• _Direction_: Quote all entries in full, exactly.

• _Material for the task_:
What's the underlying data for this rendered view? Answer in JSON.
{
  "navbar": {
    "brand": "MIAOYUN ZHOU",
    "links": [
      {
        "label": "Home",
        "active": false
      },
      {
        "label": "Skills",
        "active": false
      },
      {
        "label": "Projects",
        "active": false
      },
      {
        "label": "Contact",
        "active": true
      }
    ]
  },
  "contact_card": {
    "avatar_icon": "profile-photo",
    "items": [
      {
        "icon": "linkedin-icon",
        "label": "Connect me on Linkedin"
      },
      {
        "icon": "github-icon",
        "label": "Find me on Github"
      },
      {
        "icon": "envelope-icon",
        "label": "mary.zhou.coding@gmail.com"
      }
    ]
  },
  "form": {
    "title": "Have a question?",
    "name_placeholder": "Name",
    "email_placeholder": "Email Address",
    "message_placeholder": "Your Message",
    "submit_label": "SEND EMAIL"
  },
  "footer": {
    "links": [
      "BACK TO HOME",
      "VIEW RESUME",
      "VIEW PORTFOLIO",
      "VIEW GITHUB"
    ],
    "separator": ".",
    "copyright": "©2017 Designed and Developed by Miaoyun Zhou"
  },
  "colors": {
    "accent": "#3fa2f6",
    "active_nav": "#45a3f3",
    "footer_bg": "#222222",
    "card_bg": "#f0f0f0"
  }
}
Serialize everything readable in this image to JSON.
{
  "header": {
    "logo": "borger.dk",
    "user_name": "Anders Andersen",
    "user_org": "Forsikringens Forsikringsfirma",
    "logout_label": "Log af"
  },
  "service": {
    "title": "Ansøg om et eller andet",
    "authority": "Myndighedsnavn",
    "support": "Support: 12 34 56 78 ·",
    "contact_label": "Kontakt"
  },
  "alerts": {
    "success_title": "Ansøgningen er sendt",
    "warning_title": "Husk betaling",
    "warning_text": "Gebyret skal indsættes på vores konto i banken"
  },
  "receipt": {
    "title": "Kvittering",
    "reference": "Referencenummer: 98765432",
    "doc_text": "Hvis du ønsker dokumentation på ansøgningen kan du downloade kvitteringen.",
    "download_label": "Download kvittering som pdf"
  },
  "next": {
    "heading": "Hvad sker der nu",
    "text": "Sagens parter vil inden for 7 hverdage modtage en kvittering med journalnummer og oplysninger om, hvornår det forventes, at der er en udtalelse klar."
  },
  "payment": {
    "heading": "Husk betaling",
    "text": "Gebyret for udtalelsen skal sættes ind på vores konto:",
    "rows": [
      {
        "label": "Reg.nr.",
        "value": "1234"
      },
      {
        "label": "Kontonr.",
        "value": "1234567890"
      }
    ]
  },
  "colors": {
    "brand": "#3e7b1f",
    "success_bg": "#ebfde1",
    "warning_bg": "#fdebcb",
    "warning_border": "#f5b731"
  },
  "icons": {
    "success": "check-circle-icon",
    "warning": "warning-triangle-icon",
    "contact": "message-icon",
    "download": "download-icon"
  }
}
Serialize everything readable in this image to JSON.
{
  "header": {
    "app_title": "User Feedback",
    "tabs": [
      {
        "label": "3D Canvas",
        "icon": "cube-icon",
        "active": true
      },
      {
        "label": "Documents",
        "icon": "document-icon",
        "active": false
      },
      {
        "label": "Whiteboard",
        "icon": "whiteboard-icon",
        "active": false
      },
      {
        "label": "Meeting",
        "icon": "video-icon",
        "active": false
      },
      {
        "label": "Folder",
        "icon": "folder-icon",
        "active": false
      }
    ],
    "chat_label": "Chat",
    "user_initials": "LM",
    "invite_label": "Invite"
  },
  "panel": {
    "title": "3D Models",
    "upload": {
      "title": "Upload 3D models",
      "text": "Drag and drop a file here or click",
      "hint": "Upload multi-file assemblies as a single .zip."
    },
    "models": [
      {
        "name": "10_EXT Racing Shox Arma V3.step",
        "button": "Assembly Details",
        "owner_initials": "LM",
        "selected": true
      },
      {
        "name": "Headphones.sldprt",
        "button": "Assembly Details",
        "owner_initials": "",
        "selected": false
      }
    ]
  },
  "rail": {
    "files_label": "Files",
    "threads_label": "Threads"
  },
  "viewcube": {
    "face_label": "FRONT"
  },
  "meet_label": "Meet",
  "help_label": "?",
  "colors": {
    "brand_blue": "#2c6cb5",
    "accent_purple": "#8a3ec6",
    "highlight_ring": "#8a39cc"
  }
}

• _Result_:
What's the underlying data for this rendered view? Answer in JSON.
{
  "navbar": {
    "brand": "MIAOYUN ZHOU",
    "links": [
      {
        "label": "Home",
        "active": false
      },
      {
        "label": "Skills",
        "active": false
      },
      {
        "label": "Projects",
        "active": false
      },
      {
        "label": "Contact",
        "active": true
      }
    ]
  },
  "contact_card": {
    "avatar_icon": "profile-photo",
    "items": [
      {
        "icon": "linkedin-icon",
        "label": "Connect me on Linkedin"
      },
      {
        "icon": "github-icon",
        "label": "Find me on Github"
      },
      {
        "icon": "envelope-icon",
        "label": "mary.zhou.coding@gmail.com"
      }
    ]
  },
  "form": {
    "title": "Have a question?",
    "name_placeholder": "Name",
    "email_placeholder": "Email Address",
    "message_placeholder": "Your Message",
    "submit_label": "SEND EMAIL"
  },
  "footer": {
    "links": [
      "BACK TO HOME",
      "VIEW RESUME",
      "VIEW PORTFOLIO",
      "VIEW GITHUB"
    ],
    "separator": ".",
    "copyright": "©2017 Designed and Developed by Miaoyun Zhou"
  },
  "colors": {
    "accent": "#3fa2f6",
    "active_nav": "#45a3f3",
    "footer_bg": "#222222",
    "card_bg": "#f0f0f0"
  }
}
Serialize everything readable in this image to JSON.
{
  "header": {
    "logo": "borger.dk",
    "user_name": "Anders Andersen",
    "user_org": "Forsikringens Forsikringsfirma",
    "logout_label": "Log af"
  },
  "service": {
    "title": "Ansøg om et eller andet",
    "authority": "Myndighedsnavn",
    "support": "Support: 12 34 56 78 ·",
    "contact_label": "Kontakt"
  },
  "alerts": {
    "success_title": "Ansøgningen er sendt",
    "warning_title": "Husk betaling",
    "warning_text": "Gebyret skal indsættes på vores konto i banken"
  },
  "receipt": {
    "title": "Kvittering",
    "reference": "Referencenummer: 98765432",
    "doc_text": "Hvis du ønsker dokumentation på ansøgningen kan du downloade kvitteringen.",
    "download_label": "Download kvittering som pdf"
  },
  "next": {
    "heading": "Hvad sker der nu",
    "text": "Sagens parter vil inden for 7 hverdage modtage en kvittering med journalnummer og oplysninger om, hvornår det forventes, at der er en udtalelse klar."
  },
  "payment": {
    "heading": "Husk betaling",
    "text": "Gebyret for udtalelsen skal sættes ind på vores konto:",
    "rows": [
      {
        "label": "Reg.nr.",
        "value": "1234"
      },
      {
        "label": "Kontonr.",
        "value": "1234567890"
      }
    ]
  },
  "colors": {
    "brand": "#3e7b1f",
    "success_bg": "#ebfde1",
    "warning_bg": "#fdebcb",
    "warning_border": "#f5b731"
  },
  "icons": {
    "success": "check-circle-icon",
    "warning": "warning-triangle-icon",
    "contact": "message-icon",
    "download": "download-icon"
  }
}
Serialize everything readable in this image to JSON.
{
  "header": {
    "app_title": "User Feedback",
    "tabs": [
      {
        "label": "3D Canvas",
        "icon": "cube-icon",
        "active": true
      },
      {
        "label": "Documents",
        "icon": "document-icon",
        "active": false
      },
      {
        "label": "Whiteboard",
        "icon": "whiteboard-icon",
        "active": false
      },
      {
        "label": "Meeting",
        "icon": "video-icon",
        "active": false
      },
      {
        "label": "Folder",
        "icon": "folder-icon",
        "active": false
      }
    ],
    "chat_label": "Chat",
    "user_initials": "LM",
    "invite_label": "Invite"
  },
  "panel": {
    "title": "3D Models",
    "upload": {
      "title": "Upload 3D models",
      "text": "Drag and drop a file here or click",
      "hint": "Upload multi-file assemblies as a single .zip."
    },
    "models": [
      {
        "name": "10_EXT Racing Shox Arma V3.step",
        "button": "Assembly Details",
        "owner_initials": "LM",
        "selected": true
      },
      {
        "name": "Headphones.sldprt",
        "button": "Assembly Details",
        "owner_initials": "",
        "selected": false
      }
    ]
  },
  "rail": {
    "files_label": "Files",
    "threads_label": "Threads"
  },
  "viewcube": {
    "face_label": "FRONT"
  },
  "meet_label": "Meet",
  "help_label": "?",
  "colors": {
    "brand_blue": "#2c6cb5",
    "accent_purple": "#8a3ec6",
    "highlight_ring": "#8a39cc"
  }
}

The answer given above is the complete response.